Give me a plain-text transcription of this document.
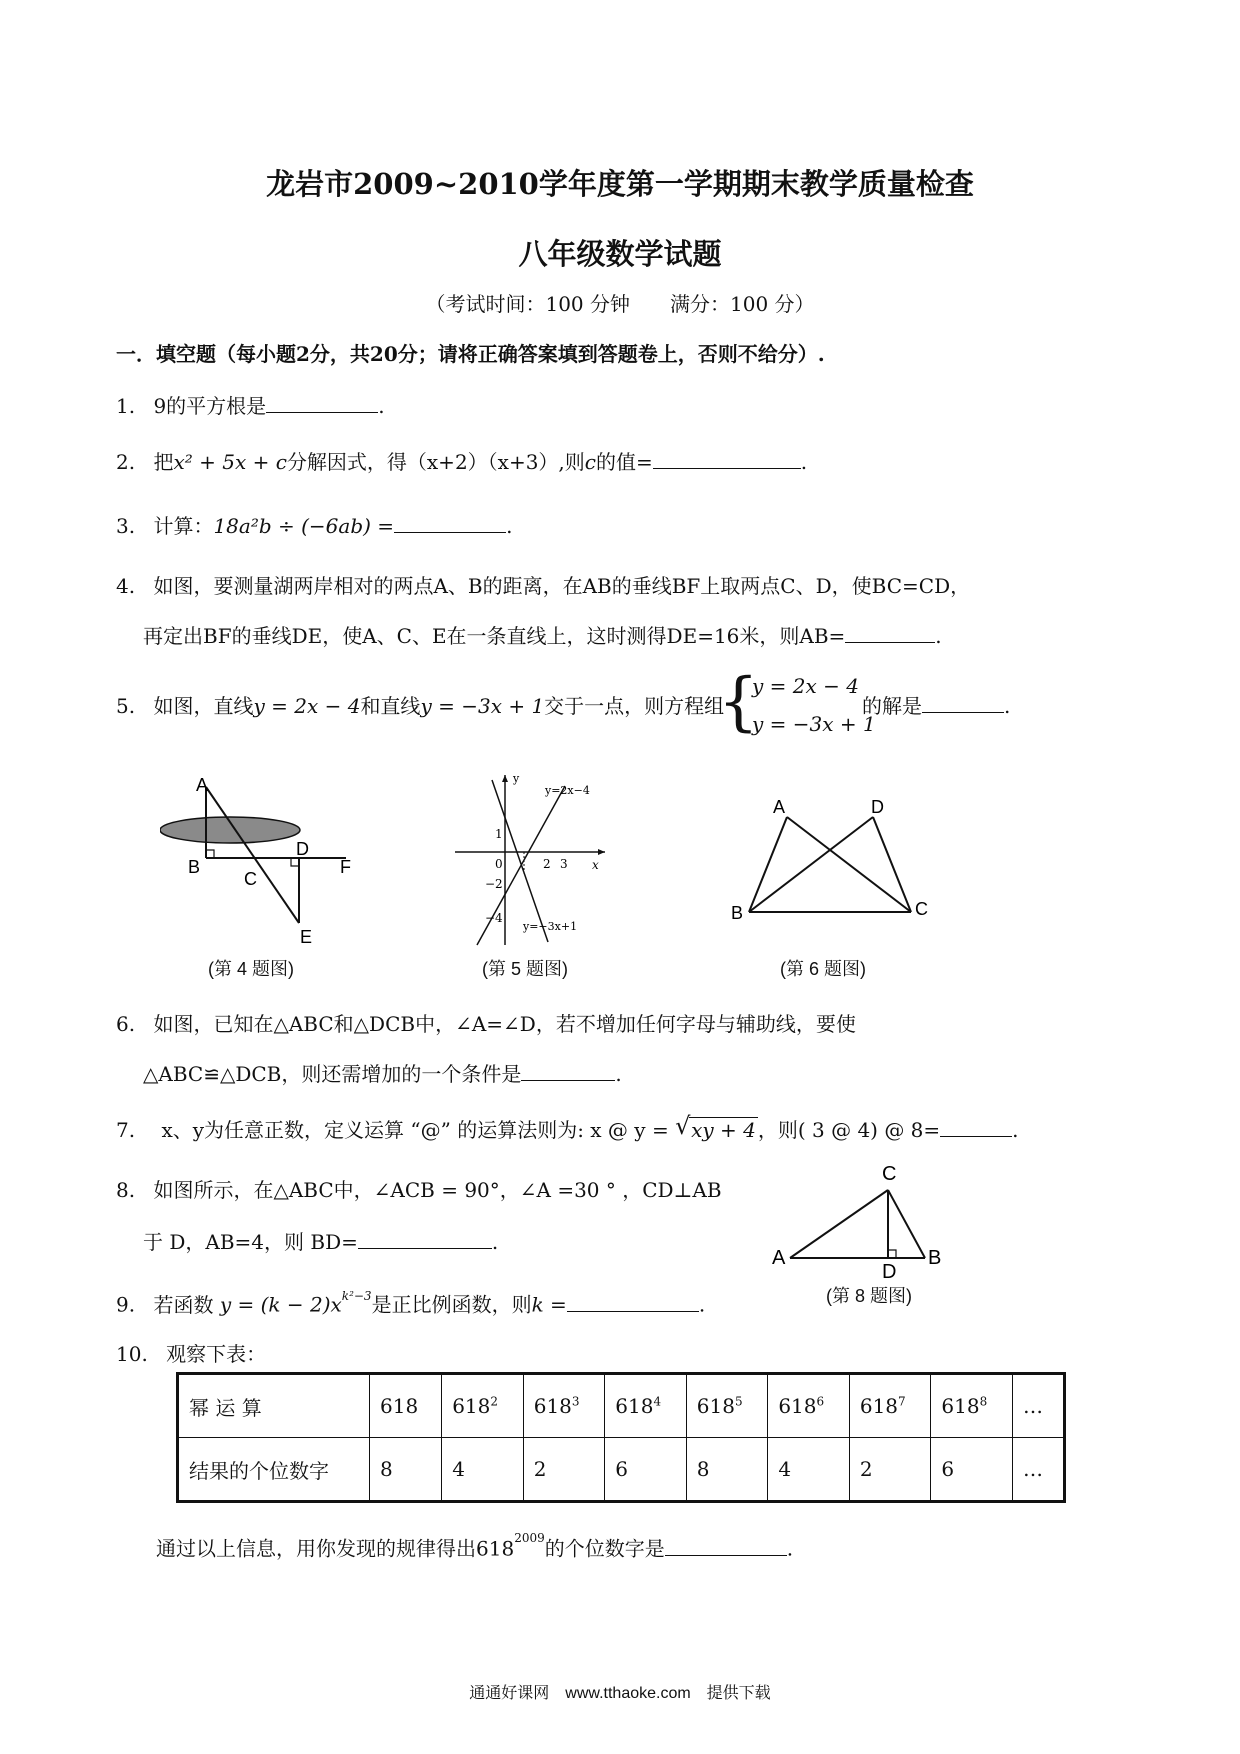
龙岩市2009~2010学年度第一学期期末教学质量检查
八年级数学试题
（考试时间：100 分钟　　满分：100 分）
一．填空题（每小题2分，共20分；请将正确答案填到答题卷上，否则不给分）.
1. 9的平方根是	.
2. 把x² + 5x + c分解因式，得（x+2）（x+3）,则c的值=	.
3. 计算：18a²b ÷ (−6ab) =	.
4. 如图，要测量湖两岸相对的两点A、B的距离，在AB的垂线BF上取两点C、D，使BC=CD，
再定出BF的垂线DE，使A、C、E在一条直线上，这时测得DE=16米，则AB=	.
5. 如图，直线y = 2x − 4和直线y = −3x + 1交于一点，则方程组
{
y = 2x − 4
y = −3x + 1
的解是	.
A
B
C
D
E
F
(第 4 题图)
y
x
0
1
−2
−4
2 3
y=2x−4
y=−3x+1
(第 5 题图)
A	D
B	C
(第 6 题图)
6. 如图，已知在△ABC和△DCB中，∠A=∠D，若不增加任何字母与辅助线，要使
△ABC≌△DCB，则还需增加的一个条件是	.
7. x、y为任意正数，定义运算 “@” 的运算法则为: x @ y = √ xy + 4 ，则( 3 @ 4) @ 8=	.
8. 如图所示，在△ABC中，∠ACB = 90°，∠A =30 ° ，CD⊥AB
于 D，AB=4，则 BD=	.
C
A	B
D
(第 8 题图)
9. 若函数 $y = (k - 2)x^{k^2-3}$是正比例函数，则k =	.
10. 观察下表：
幂 运 算	618	$618^2$	$618^3$	$618^4$	$618^5$	$618^6$	$618^7$	$618^8$	…
结果的个位数字	8	4	2	6	8	4	2	6	…
通过以上信息，用你发现的规律得出$618^{2009}$的个位数字是	.
通通好课网　www.tthaoke.com　提供下载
------------------------------------
- **YOUR INSTRUCTIONS**
Repeat each entry exactly. Pictures do not belong in the copy.

- **CORRECT OUTPUT**
Give me a plain-text transcription of this document.
龙岩市2009~2010学年度第一学期期末教学质量检查
八年级数学试题
（考试时间：100 分钟　　满分：100 分）
一．填空题（每小题2分，共20分；请将正确答案填到答题卷上，否则不给分）.
1. 9的平方根是	.
2. 把x² + 5x + c分解因式，得（x+2）（x+3）,则c的值=	.
3. 计算：18a²b ÷ (−6ab) =	.
4. 如图，要测量湖两岸相对的两点A、B的距离，在AB的垂线BF上取两点C、D，使BC=CD，
再定出BF的垂线DE，使A、C、E在一条直线上，这时测得DE=16米，则AB=	.
5. 如图，直线y = 2x − 4和直线y = −3x + 1交于一点，则方程组
{
y = 2x − 4
y = −3x + 1
的解是	.
A
B
C
D
E
F
(第 4 题图)
y
x
0
1
−2
−4
2 3
y=2x−4
y=−3x+1
(第 5 题图)
A	D
B	C
(第 6 题图)
6. 如图，已知在△ABC和△DCB中，∠A=∠D，若不增加任何字母与辅助线，要使
△ABC≌△DCB，则还需增加的一个条件是	.
7. x、y为任意正数，定义运算 “@” 的运算法则为: x @ y = √ xy + 4 ，则( 3 @ 4) @ 8=	.
8. 如图所示，在△ABC中，∠ACB = 90°，∠A =30 ° ，CD⊥AB
于 D，AB=4，则 BD=	.
C
A	B
D
(第 8 题图)
9. 若函数 $y = (k - 2)x^{k^2-3}$是正比例函数，则k =	.
10. 观察下表：
幂 运 算	618	$618^2$	$618^3$	$618^4$	$618^5$	$618^6$	$618^7$	$618^8$	…
结果的个位数字	8	4	2	6	8	4	2	6	…
通过以上信息，用你发现的规律得出$618^{2009}$的个位数字是	.
通通好课网　www.tthaoke.com　提供下载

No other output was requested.